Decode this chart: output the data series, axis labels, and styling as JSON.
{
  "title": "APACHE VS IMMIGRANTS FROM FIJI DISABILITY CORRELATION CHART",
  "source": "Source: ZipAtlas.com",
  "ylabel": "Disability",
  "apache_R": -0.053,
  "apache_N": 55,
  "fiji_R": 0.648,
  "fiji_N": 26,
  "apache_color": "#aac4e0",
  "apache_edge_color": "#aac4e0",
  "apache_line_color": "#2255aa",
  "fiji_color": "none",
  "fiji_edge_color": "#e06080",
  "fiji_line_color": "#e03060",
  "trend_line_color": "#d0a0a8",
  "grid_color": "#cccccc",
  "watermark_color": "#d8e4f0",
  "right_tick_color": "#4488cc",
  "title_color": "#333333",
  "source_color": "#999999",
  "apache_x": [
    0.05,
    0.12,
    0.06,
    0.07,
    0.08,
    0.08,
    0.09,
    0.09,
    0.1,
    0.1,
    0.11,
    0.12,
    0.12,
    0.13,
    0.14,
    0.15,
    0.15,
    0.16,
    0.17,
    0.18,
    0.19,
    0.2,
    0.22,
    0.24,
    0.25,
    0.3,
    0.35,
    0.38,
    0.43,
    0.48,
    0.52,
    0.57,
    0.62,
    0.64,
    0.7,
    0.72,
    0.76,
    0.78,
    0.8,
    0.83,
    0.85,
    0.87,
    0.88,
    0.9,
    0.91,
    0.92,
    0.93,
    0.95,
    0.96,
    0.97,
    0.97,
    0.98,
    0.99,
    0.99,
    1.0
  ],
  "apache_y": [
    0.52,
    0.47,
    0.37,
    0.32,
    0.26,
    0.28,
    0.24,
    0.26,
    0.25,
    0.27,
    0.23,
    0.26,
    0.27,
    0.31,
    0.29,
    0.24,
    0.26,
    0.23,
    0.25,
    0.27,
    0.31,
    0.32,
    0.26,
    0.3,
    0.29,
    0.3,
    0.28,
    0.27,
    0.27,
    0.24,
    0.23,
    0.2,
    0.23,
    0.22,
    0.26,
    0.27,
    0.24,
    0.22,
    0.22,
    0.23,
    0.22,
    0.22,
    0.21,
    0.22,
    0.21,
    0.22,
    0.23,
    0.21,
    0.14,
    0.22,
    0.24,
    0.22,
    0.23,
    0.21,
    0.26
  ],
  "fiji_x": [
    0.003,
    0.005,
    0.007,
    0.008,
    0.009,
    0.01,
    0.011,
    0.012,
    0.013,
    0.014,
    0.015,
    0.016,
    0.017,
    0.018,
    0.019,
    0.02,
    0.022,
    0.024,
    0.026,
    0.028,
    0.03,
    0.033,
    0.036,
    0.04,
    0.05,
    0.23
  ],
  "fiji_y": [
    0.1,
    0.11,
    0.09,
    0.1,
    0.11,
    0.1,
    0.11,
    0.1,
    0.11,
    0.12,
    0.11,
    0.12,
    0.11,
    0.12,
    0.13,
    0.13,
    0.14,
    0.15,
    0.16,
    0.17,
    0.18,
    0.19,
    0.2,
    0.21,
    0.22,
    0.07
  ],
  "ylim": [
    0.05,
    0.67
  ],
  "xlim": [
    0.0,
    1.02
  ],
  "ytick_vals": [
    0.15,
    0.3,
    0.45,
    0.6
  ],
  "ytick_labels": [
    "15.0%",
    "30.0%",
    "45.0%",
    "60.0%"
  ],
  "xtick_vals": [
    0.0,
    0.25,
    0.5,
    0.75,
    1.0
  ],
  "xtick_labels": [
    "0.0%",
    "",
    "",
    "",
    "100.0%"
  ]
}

=-=-=-=-=

• **TASK REQUIREMENTS**
Extract all lines as given.

• **TASK RESPONSE**
Decode this chart: output the data series, axis labels, and styling as JSON.
{
  "title": "APACHE VS IMMIGRANTS FROM FIJI DISABILITY CORRELATION CHART",
  "source": "Source: ZipAtlas.com",
  "ylabel": "Disability",
  "apache_R": -0.053,
  "apache_N": 55,
  "fiji_R": 0.648,
  "fiji_N": 26,
  "apache_color": "#aac4e0",
  "apache_edge_color": "#aac4e0",
  "apache_line_color": "#2255aa",
  "fiji_color": "none",
  "fiji_edge_color": "#e06080",
  "fiji_line_color": "#e03060",
  "trend_line_color": "#d0a0a8",
  "grid_color": "#cccccc",
  "watermark_color": "#d8e4f0",
  "right_tick_color": "#4488cc",
  "title_color": "#333333",
  "source_color": "#999999",
  "apache_x": [
    0.05,
    0.12,
    0.06,
    0.07,
    0.08,
    0.08,
    0.09,
    0.09,
    0.1,
    0.1,
    0.11,
    0.12,
    0.12,
    0.13,
    0.14,
    0.15,
    0.15,
    0.16,
    0.17,
    0.18,
    0.19,
    0.2,
    0.22,
    0.24,
    0.25,
    0.3,
    0.35,
    0.38,
    0.43,
    0.48,
    0.52,
    0.57,
    0.62,
    0.64,
    0.7,
    0.72,
    0.76,
    0.78,
    0.8,
    0.83,
    0.85,
    0.87,
    0.88,
    0.9,
    0.91,
    0.92,
    0.93,
    0.95,
    0.96,
    0.97,
    0.97,
    0.98,
    0.99,
    0.99,
    1.0
  ],
  "apache_y": [
    0.52,
    0.47,
    0.37,
    0.32,
    0.26,
    0.28,
    0.24,
    0.26,
    0.25,
    0.27,
    0.23,
    0.26,
    0.27,
    0.31,
    0.29,
    0.24,
    0.26,
    0.23,
    0.25,
    0.27,
    0.31,
    0.32,
    0.26,
    0.3,
    0.29,
    0.3,
    0.28,
    0.27,
    0.27,
    0.24,
    0.23,
    0.2,
    0.23,
    0.22,
    0.26,
    0.27,
    0.24,
    0.22,
    0.22,
    0.23,
    0.22,
    0.22,
    0.21,
    0.22,
    0.21,
    0.22,
    0.23,
    0.21,
    0.14,
    0.22,
    0.24,
    0.22,
    0.23,
    0.21,
    0.26
  ],
  "fiji_x": [
    0.003,
    0.005,
    0.007,
    0.008,
    0.009,
    0.01,
    0.011,
    0.012,
    0.013,
    0.014,
    0.015,
    0.016,
    0.017,
    0.018,
    0.019,
    0.02,
    0.022,
    0.024,
    0.026,
    0.028,
    0.03,
    0.033,
    0.036,
    0.04,
    0.05,
    0.23
  ],
  "fiji_y": [
    0.1,
    0.11,
    0.09,
    0.1,
    0.11,
    0.1,
    0.11,
    0.1,
    0.11,
    0.12,
    0.11,
    0.12,
    0.11,
    0.12,
    0.13,
    0.13,
    0.14,
    0.15,
    0.16,
    0.17,
    0.18,
    0.19,
    0.2,
    0.21,
    0.22,
    0.07
  ],
  "ylim": [
    0.05,
    0.67
  ],
  "xlim": [
    0.0,
    1.02
  ],
  "ytick_vals": [
    0.15,
    0.3,
    0.45,
    0.6
  ],
  "ytick_labels": [
    "15.0%",
    "30.0%",
    "45.0%",
    "60.0%"
  ],
  "xtick_vals": [
    0.0,
    0.25,
    0.5,
    0.75,
    1.0
  ],
  "xtick_labels": [
    "0.0%",
    "",
    "",
    "",
    "100.0%"
  ]
}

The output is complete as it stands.